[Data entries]

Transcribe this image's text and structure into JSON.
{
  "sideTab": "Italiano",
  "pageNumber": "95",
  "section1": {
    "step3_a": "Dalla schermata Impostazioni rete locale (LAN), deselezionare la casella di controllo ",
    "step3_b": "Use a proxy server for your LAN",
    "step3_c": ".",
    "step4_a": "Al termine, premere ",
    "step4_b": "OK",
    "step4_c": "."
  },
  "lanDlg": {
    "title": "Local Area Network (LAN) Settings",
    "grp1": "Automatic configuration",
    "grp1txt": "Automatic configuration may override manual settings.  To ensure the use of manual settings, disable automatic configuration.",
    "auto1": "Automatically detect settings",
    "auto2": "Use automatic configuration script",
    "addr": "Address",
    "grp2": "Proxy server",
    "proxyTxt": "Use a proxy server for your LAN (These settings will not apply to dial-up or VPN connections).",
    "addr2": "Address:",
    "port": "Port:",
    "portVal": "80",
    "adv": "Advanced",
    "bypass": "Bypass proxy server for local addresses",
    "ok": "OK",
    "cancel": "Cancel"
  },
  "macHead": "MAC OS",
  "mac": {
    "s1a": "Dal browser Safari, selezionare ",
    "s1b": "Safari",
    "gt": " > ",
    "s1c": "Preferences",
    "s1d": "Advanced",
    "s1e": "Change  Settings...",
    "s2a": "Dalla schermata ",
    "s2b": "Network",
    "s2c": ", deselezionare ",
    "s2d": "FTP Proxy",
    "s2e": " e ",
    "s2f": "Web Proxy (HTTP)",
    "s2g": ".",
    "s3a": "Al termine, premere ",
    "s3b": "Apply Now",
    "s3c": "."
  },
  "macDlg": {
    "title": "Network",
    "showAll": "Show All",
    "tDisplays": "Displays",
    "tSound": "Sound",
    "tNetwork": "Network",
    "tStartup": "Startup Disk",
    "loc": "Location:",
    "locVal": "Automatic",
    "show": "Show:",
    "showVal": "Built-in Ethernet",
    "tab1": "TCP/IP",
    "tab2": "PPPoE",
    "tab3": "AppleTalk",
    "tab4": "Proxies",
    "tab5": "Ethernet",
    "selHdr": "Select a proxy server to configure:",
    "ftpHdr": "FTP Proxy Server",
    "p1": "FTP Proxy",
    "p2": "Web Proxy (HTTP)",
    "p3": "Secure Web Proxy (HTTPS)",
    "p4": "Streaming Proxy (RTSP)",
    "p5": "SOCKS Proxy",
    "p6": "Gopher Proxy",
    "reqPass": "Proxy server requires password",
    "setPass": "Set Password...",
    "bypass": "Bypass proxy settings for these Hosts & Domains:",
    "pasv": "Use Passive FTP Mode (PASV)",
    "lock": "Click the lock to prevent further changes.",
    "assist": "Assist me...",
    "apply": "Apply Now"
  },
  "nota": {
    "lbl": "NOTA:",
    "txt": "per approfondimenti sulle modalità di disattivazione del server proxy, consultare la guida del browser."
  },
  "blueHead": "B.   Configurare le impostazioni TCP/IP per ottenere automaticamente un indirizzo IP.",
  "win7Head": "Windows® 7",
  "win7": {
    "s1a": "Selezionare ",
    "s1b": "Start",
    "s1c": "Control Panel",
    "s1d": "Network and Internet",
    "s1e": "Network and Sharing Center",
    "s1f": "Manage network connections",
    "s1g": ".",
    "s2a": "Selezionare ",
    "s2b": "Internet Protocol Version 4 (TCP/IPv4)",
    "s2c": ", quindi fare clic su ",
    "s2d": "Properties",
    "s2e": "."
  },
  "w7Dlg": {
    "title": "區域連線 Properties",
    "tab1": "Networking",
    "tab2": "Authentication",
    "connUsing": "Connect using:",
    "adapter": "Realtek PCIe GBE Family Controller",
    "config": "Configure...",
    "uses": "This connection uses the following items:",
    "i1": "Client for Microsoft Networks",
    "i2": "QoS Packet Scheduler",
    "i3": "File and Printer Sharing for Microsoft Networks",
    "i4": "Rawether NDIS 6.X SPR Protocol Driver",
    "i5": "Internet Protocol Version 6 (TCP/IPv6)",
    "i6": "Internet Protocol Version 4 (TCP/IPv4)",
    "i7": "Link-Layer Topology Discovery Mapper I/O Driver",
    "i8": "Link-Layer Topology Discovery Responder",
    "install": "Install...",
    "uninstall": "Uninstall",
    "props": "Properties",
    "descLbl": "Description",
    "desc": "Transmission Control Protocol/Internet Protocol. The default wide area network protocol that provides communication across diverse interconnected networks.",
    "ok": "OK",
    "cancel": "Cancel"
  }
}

**TASK DESCRIPTION:** Transcribe each record exactly. Leave nothing out.

**WRITTEN RESPONSE:**
Transcribe this image's text and structure into JSON.
{
  "sideTab": "Italiano",
  "pageNumber": "95",
  "section1": {
    "step3_a": "Dalla schermata Impostazioni rete locale (LAN), deselezionare la casella di controllo ",
    "step3_b": "Use a proxy server for your LAN",
    "step3_c": ".",
    "step4_a": "Al termine, premere ",
    "step4_b": "OK",
    "step4_c": "."
  },
  "lanDlg": {
    "title": "Local Area Network (LAN) Settings",
    "grp1": "Automatic configuration",
    "grp1txt": "Automatic configuration may override manual settings.  To ensure the use of manual settings, disable automatic configuration.",
    "auto1": "Automatically detect settings",
    "auto2": "Use automatic configuration script",
    "addr": "Address",
    "grp2": "Proxy server",
    "proxyTxt": "Use a proxy server for your LAN (These settings will not apply to dial-up or VPN connections).",
    "addr2": "Address:",
    "port": "Port:",
    "portVal": "80",
    "adv": "Advanced",
    "bypass": "Bypass proxy server for local addresses",
    "ok": "OK",
    "cancel": "Cancel"
  },
  "macHead": "MAC OS",
  "mac": {
    "s1a": "Dal browser Safari, selezionare ",
    "s1b": "Safari",
    "gt": " > ",
    "s1c": "Preferences",
    "s1d": "Advanced",
    "s1e": "Change  Settings...",
    "s2a": "Dalla schermata ",
    "s2b": "Network",
    "s2c": ", deselezionare ",
    "s2d": "FTP Proxy",
    "s2e": " e ",
    "s2f": "Web Proxy (HTTP)",
    "s2g": ".",
    "s3a": "Al termine, premere ",
    "s3b": "Apply Now",
    "s3c": "."
  },
  "macDlg": {
    "title": "Network",
    "showAll": "Show All",
    "tDisplays": "Displays",
    "tSound": "Sound",
    "tNetwork": "Network",
    "tStartup": "Startup Disk",
    "loc": "Location:",
    "locVal": "Automatic",
    "show": "Show:",
    "showVal": "Built-in Ethernet",
    "tab1": "TCP/IP",
    "tab2": "PPPoE",
    "tab3": "AppleTalk",
    "tab4": "Proxies",
    "tab5": "Ethernet",
    "selHdr": "Select a proxy server to configure:",
    "ftpHdr": "FTP Proxy Server",
    "p1": "FTP Proxy",
    "p2": "Web Proxy (HTTP)",
    "p3": "Secure Web Proxy (HTTPS)",
    "p4": "Streaming Proxy (RTSP)",
    "p5": "SOCKS Proxy",
    "p6": "Gopher Proxy",
    "reqPass": "Proxy server requires password",
    "setPass": "Set Password...",
    "bypass": "Bypass proxy settings for these Hosts & Domains:",
    "pasv": "Use Passive FTP Mode (PASV)",
    "lock": "Click the lock to prevent further changes.",
    "assist": "Assist me...",
    "apply": "Apply Now"
  },
  "nota": {
    "lbl": "NOTA:",
    "txt": "per approfondimenti sulle modalità di disattivazione del server proxy, consultare la guida del browser."
  },
  "blueHead": "B.   Configurare le impostazioni TCP/IP per ottenere automaticamente un indirizzo IP.",
  "win7Head": "Windows® 7",
  "win7": {
    "s1a": "Selezionare ",
    "s1b": "Start",
    "s1c": "Control Panel",
    "s1d": "Network and Internet",
    "s1e": "Network and Sharing Center",
    "s1f": "Manage network connections",
    "s1g": ".",
    "s2a": "Selezionare ",
    "s2b": "Internet Protocol Version 4 (TCP/IPv4)",
    "s2c": ", quindi fare clic su ",
    "s2d": "Properties",
    "s2e": "."
  },
  "w7Dlg": {
    "title": "區域連線 Properties",
    "tab1": "Networking",
    "tab2": "Authentication",
    "connUsing": "Connect using:",
    "adapter": "Realtek PCIe GBE Family Controller",
    "config": "Configure...",
    "uses": "This connection uses the following items:",
    "i1": "Client for Microsoft Networks",
    "i2": "QoS Packet Scheduler",
    "i3": "File and Printer Sharing for Microsoft Networks",
    "i4": "Rawether NDIS 6.X SPR Protocol Driver",
    "i5": "Internet Protocol Version 6 (TCP/IPv6)",
    "i6": "Internet Protocol Version 4 (TCP/IPv4)",
    "i7": "Link-Layer Topology Discovery Mapper I/O Driver",
    "i8": "Link-Layer Topology Discovery Responder",
    "install": "Install...",
    "uninstall": "Uninstall",
    "props": "Properties",
    "descLbl": "Description",
    "desc": "Transmission Control Protocol/Internet Protocol. The default wide area network protocol that provides communication across diverse interconnected networks.",
    "ok": "OK",
    "cancel": "Cancel"
  }
}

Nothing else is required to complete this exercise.